INSTRUCTIONS TO FOLLOW:
Tally the lines holding "지주막하출혈" and state only that figure.

** start DATA TO PROCESS **

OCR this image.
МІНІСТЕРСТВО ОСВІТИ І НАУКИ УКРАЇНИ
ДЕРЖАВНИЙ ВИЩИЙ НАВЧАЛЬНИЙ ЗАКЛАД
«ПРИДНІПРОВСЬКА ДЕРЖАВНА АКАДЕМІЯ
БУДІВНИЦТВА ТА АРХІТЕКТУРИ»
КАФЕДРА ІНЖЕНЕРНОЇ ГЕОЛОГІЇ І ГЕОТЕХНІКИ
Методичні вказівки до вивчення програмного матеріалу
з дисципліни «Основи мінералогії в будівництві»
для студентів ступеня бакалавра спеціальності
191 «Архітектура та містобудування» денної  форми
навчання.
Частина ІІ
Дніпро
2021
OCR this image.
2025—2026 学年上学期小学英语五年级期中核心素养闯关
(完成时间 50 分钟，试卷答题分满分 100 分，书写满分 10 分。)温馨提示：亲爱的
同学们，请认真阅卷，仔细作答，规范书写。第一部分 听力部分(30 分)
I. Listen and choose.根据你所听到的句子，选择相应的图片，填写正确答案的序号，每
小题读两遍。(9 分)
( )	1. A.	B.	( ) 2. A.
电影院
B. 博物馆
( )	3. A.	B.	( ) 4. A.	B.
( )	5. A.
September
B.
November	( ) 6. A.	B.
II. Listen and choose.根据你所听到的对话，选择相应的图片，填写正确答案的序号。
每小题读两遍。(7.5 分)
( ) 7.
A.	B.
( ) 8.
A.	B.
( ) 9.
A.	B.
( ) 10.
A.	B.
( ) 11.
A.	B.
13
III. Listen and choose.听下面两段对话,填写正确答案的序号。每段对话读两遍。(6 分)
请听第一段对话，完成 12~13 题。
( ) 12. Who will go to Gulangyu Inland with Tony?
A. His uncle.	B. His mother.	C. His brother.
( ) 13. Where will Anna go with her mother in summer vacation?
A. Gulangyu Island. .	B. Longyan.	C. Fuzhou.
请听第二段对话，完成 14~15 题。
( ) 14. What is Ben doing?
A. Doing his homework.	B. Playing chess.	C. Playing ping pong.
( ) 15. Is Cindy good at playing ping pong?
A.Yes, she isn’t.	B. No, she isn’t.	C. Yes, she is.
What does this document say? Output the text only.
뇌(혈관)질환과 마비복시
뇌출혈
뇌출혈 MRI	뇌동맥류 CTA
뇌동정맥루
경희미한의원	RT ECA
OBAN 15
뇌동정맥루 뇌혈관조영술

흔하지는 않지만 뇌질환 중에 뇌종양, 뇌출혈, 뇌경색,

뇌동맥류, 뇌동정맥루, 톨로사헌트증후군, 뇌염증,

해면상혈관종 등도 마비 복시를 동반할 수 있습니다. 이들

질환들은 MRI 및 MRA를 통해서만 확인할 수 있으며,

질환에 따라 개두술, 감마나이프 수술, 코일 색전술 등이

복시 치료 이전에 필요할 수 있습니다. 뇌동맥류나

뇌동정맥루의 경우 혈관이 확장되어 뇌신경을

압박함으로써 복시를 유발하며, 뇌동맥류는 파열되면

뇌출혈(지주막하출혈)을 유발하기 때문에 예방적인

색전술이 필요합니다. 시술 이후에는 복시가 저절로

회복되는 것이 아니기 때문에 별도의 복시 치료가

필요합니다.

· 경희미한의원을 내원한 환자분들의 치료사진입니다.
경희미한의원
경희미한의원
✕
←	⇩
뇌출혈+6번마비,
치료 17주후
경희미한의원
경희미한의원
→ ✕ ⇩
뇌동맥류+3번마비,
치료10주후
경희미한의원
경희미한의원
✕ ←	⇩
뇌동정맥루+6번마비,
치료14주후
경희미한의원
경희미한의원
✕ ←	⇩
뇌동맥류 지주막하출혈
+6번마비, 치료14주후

** end DATA TO PROCESS **

THE RESPONSE:
2